--- Start of RECORDS FOR THE EXERCISE ---

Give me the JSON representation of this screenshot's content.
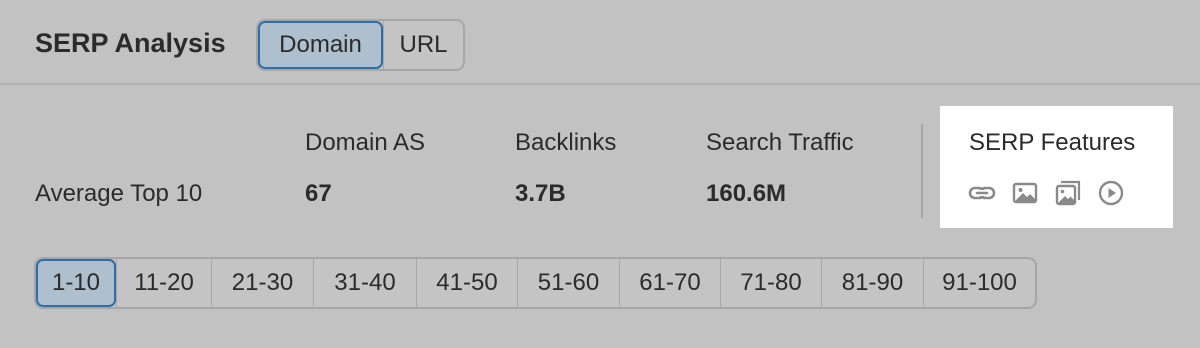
{
  "header": {
    "title": "SERP Analysis",
    "toggle": [
      {
        "label": "Domain",
        "active": true
      },
      {
        "label": "URL",
        "active": false
      }
    ]
  },
  "summary": {
    "row_label": "Average Top 10",
    "metrics": [
      {
        "label": "Domain AS",
        "value": "67"
      },
      {
        "label": "Backlinks",
        "value": "3.7B"
      },
      {
        "label": "Search Traffic",
        "value": "160.6M"
      }
    ]
  },
  "serp_features": {
    "title": "SERP Features",
    "icons": [
      "link-icon",
      "image-icon",
      "image-pack-icon",
      "video-icon"
    ]
  },
  "pagination": {
    "ranges": [
      "1-10",
      "11-20",
      "21-30",
      "31-40",
      "41-50",
      "51-60",
      "61-70",
      "71-80",
      "81-90",
      "91-100"
    ],
    "active_index": 0
  },
  "colors": {
    "background": "#c2c2c2",
    "active_border": "#2e6daa",
    "active_fill": "#aebfce",
    "icon": "#8a8a8a"
  }
}
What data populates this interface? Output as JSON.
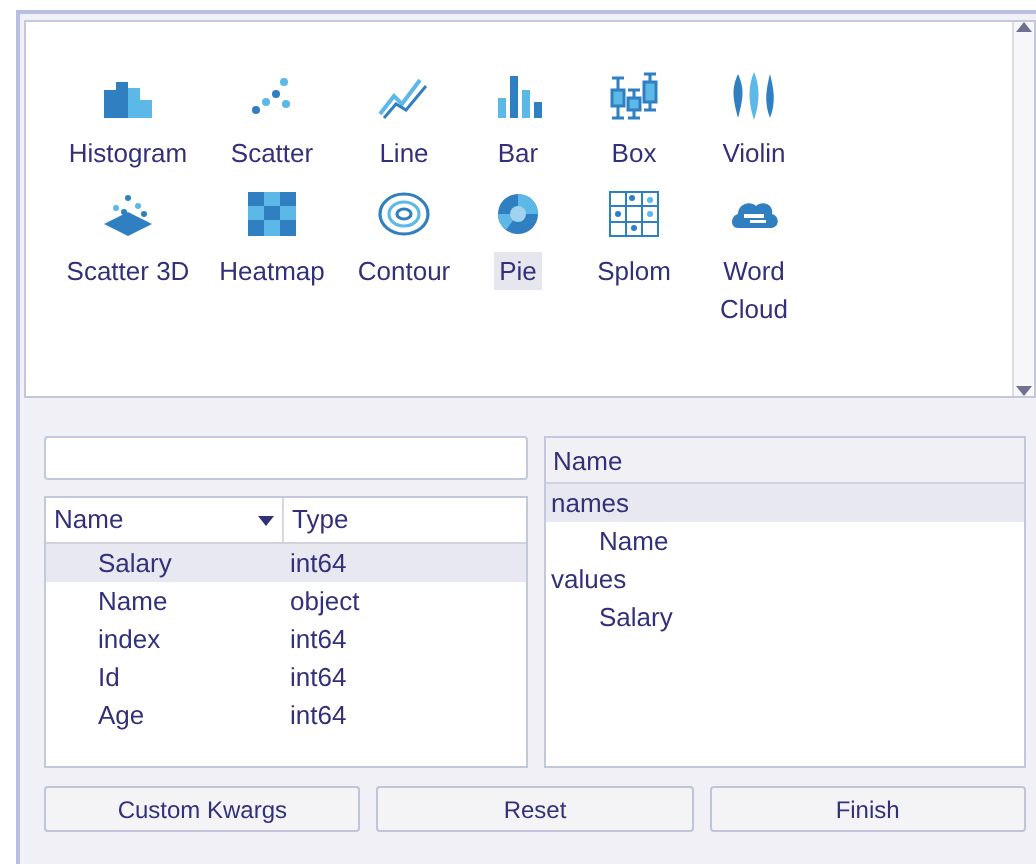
{
  "chart_types": [
    {
      "kind": "histogram",
      "label": "Histogram",
      "selected": false
    },
    {
      "kind": "scatter",
      "label": "Scatter",
      "selected": false
    },
    {
      "kind": "line",
      "label": "Line",
      "selected": false
    },
    {
      "kind": "bar",
      "label": "Bar",
      "selected": false
    },
    {
      "kind": "box",
      "label": "Box",
      "selected": false
    },
    {
      "kind": "violin",
      "label": "Violin",
      "selected": false
    },
    {
      "kind": "scatter3d",
      "label": "Scatter 3D",
      "selected": false
    },
    {
      "kind": "heatmap",
      "label": "Heatmap",
      "selected": false
    },
    {
      "kind": "contour",
      "label": "Contour",
      "selected": false
    },
    {
      "kind": "pie",
      "label": "Pie",
      "selected": true
    },
    {
      "kind": "splom",
      "label": "Splom",
      "selected": false
    },
    {
      "kind": "wordcloud",
      "label": "Word Cloud",
      "selected": false
    }
  ],
  "columns_table": {
    "columns": [
      {
        "label": "Name",
        "sorted": true
      },
      {
        "label": "Type",
        "sorted": false
      }
    ],
    "rows": [
      {
        "name": "Salary",
        "type": "int64",
        "selected": true
      },
      {
        "name": "Name",
        "type": "object",
        "selected": false
      },
      {
        "name": "index",
        "type": "int64",
        "selected": false
      },
      {
        "name": "Id",
        "type": "int64",
        "selected": false
      },
      {
        "name": "Age",
        "type": "int64",
        "selected": false
      }
    ]
  },
  "args_tree": {
    "header": "Name",
    "items": [
      {
        "label": "names",
        "selected": true,
        "children": [
          {
            "label": "Name",
            "selected": false
          }
        ]
      },
      {
        "label": "values",
        "selected": false,
        "children": [
          {
            "label": "Salary",
            "selected": false
          }
        ]
      }
    ]
  },
  "buttons": [
    "Custom Kwargs",
    "Reset",
    "Finish"
  ]
}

--- End of RECORDS FOR THE EXERCISE ---

→ **REQUEST**: Go through the entries above and output them exactly, without pictures.

→ **FINISHED EXERCISE**:
Give me the JSON representation of this screenshot's content.
{
  "header": {
    "title": "SERP Analysis",
    "toggle": [
      {
        "label": "Domain",
        "active": true
      },
      {
        "label": "URL",
        "active": false
      }
    ]
  },
  "summary": {
    "row_label": "Average Top 10",
    "metrics": [
      {
        "label": "Domain AS",
        "value": "67"
      },
      {
        "label": "Backlinks",
        "value": "3.7B"
      },
      {
        "label": "Search Traffic",
        "value": "160.6M"
      }
    ]
  },
  "serp_features": {
    "title": "SERP Features",
    "icons": [
      "link-icon",
      "image-icon",
      "image-pack-icon",
      "video-icon"
    ]
  },
  "pagination": {
    "ranges": [
      "1-10",
      "11-20",
      "21-30",
      "31-40",
      "41-50",
      "51-60",
      "61-70",
      "71-80",
      "81-90",
      "91-100"
    ],
    "active_index": 0
  },
  "colors": {
    "background": "#c2c2c2",
    "active_border": "#2e6daa",
    "active_fill": "#aebfce",
    "icon": "#8a8a8a"
  }
}
What data populates this interface? Output as JSON.
{
  "chart_types": [
    {
      "kind": "histogram",
      "label": "Histogram",
      "selected": false
    },
    {
      "kind": "scatter",
      "label": "Scatter",
      "selected": false
    },
    {
      "kind": "line",
      "label": "Line",
      "selected": false
    },
    {
      "kind": "bar",
      "label": "Bar",
      "selected": false
    },
    {
      "kind": "box",
      "label": "Box",
      "selected": false
    },
    {
      "kind": "violin",
      "label": "Violin",
      "selected": false
    },
    {
      "kind": "scatter3d",
      "label": "Scatter 3D",
      "selected": false
    },
    {
      "kind": "heatmap",
      "label": "Heatmap",
      "selected": false
    },
    {
      "kind": "contour",
      "label": "Contour",
      "selected": false
    },
    {
      "kind": "pie",
      "label": "Pie",
      "selected": true
    },
    {
      "kind": "splom",
      "label": "Splom",
      "selected": false
    },
    {
      "kind": "wordcloud",
      "label": "Word Cloud",
      "selected": false
    }
  ],
  "columns_table": {
    "columns": [
      {
        "label": "Name",
        "sorted": true
      },
      {
        "label": "Type",
        "sorted": false
      }
    ],
    "rows": [
      {
        "name": "Salary",
        "type": "int64",
        "selected": true
      },
      {
        "name": "Name",
        "type": "object",
        "selected": false
      },
      {
        "name": "index",
        "type": "int64",
        "selected": false
      },
      {
        "name": "Id",
        "type": "int64",
        "selected": false
      },
      {
        "name": "Age",
        "type": "int64",
        "selected": false
      }
    ]
  },
  "args_tree": {
    "header": "Name",
    "items": [
      {
        "label": "names",
        "selected": true,
        "children": [
          {
            "label": "Name",
            "selected": false
          }
        ]
      },
      {
        "label": "values",
        "selected": false,
        "children": [
          {
            "label": "Salary",
            "selected": false
          }
        ]
      }
    ]
  },
  "buttons": [
    "Custom Kwargs",
    "Reset",
    "Finish"
  ]
}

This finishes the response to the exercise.